## [The exercise]
Retype all material exactly. Pictures stay out of the copy.

+++

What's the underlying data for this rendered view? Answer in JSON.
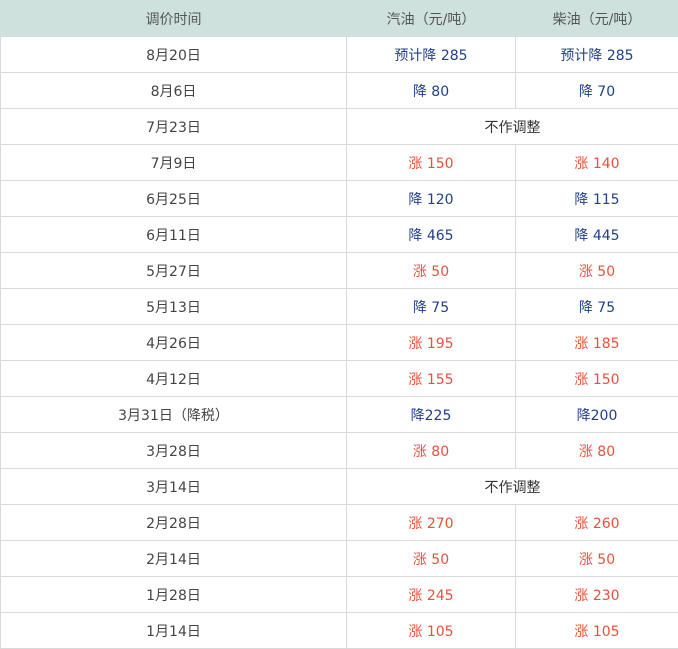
{
  "table": {
    "headers": [
      "调价时间",
      "汽油（元/吨）",
      "柴油（元/吨）"
    ],
    "rows": [
      {
        "date": "8月20日",
        "gasoline": "预计降 285",
        "diesel": "预计降 285",
        "type": "down"
      },
      {
        "date": "8月6日",
        "gasoline": "降 80",
        "diesel": "降 70",
        "type": "down"
      },
      {
        "date": "7月23日",
        "merged": "不作调整",
        "type": "flat"
      },
      {
        "date": "7月9日",
        "gasoline": "涨 150",
        "diesel": "涨 140",
        "type": "up"
      },
      {
        "date": "6月25日",
        "gasoline": "降 120",
        "diesel": "降 115",
        "type": "down"
      },
      {
        "date": "6月11日",
        "gasoline": "降 465",
        "diesel": "降 445",
        "type": "down"
      },
      {
        "date": "5月27日",
        "gasoline": "涨 50",
        "diesel": "涨 50",
        "type": "up"
      },
      {
        "date": "5月13日",
        "gasoline": "降 75",
        "diesel": "降 75",
        "type": "down"
      },
      {
        "date": "4月26日",
        "gasoline": "涨 195",
        "diesel": "涨 185",
        "type": "up"
      },
      {
        "date": "4月12日",
        "gasoline": "涨 155",
        "diesel": "涨 150",
        "type": "up"
      },
      {
        "date": "3月31日（降税）",
        "gasoline": "降225",
        "diesel": "降200",
        "type": "down"
      },
      {
        "date": "3月28日",
        "gasoline": "涨 80",
        "diesel": "涨 80",
        "type": "up"
      },
      {
        "date": "3月14日",
        "merged": "不作调整",
        "type": "flat"
      },
      {
        "date": "2月28日",
        "gasoline": "涨 270",
        "diesel": "涨 260",
        "type": "up"
      },
      {
        "date": "2月14日",
        "gasoline": "涨 50",
        "diesel": "涨 50",
        "type": "up"
      },
      {
        "date": "1月28日",
        "gasoline": "涨 245",
        "diesel": "涨 230",
        "type": "up"
      },
      {
        "date": "1月14日",
        "gasoline": "涨 105",
        "diesel": "涨 105",
        "type": "up"
      }
    ]
  },
  "colors": {
    "up": "#e8513a",
    "down": "#1f3f8a",
    "header_bg": "#cfe1dc"
  }
}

+++

## [Task output]
What's the underlying data for this rendered view? Answer in JSON.
{
  "table": {
    "headers": [
      "调价时间",
      "汽油（元/吨）",
      "柴油（元/吨）"
    ],
    "rows": [
      {
        "date": "8月20日",
        "gasoline": "预计降 285",
        "diesel": "预计降 285",
        "type": "down"
      },
      {
        "date": "8月6日",
        "gasoline": "降 80",
        "diesel": "降 70",
        "type": "down"
      },
      {
        "date": "7月23日",
        "merged": "不作调整",
        "type": "flat"
      },
      {
        "date": "7月9日",
        "gasoline": "涨 150",
        "diesel": "涨 140",
        "type": "up"
      },
      {
        "date": "6月25日",
        "gasoline": "降 120",
        "diesel": "降 115",
        "type": "down"
      },
      {
        "date": "6月11日",
        "gasoline": "降 465",
        "diesel": "降 445",
        "type": "down"
      },
      {
        "date": "5月27日",
        "gasoline": "涨 50",
        "diesel": "涨 50",
        "type": "up"
      },
      {
        "date": "5月13日",
        "gasoline": "降 75",
        "diesel": "降 75",
        "type": "down"
      },
      {
        "date": "4月26日",
        "gasoline": "涨 195",
        "diesel": "涨 185",
        "type": "up"
      },
      {
        "date": "4月12日",
        "gasoline": "涨 155",
        "diesel": "涨 150",
        "type": "up"
      },
      {
        "date": "3月31日（降税）",
        "gasoline": "降225",
        "diesel": "降200",
        "type": "down"
      },
      {
        "date": "3月28日",
        "gasoline": "涨 80",
        "diesel": "涨 80",
        "type": "up"
      },
      {
        "date": "3月14日",
        "merged": "不作调整",
        "type": "flat"
      },
      {
        "date": "2月28日",
        "gasoline": "涨 270",
        "diesel": "涨 260",
        "type": "up"
      },
      {
        "date": "2月14日",
        "gasoline": "涨 50",
        "diesel": "涨 50",
        "type": "up"
      },
      {
        "date": "1月28日",
        "gasoline": "涨 245",
        "diesel": "涨 230",
        "type": "up"
      },
      {
        "date": "1月14日",
        "gasoline": "涨 105",
        "diesel": "涨 105",
        "type": "up"
      }
    ]
  },
  "colors": {
    "up": "#e8513a",
    "down": "#1f3f8a",
    "header_bg": "#cfe1dc"
  }
}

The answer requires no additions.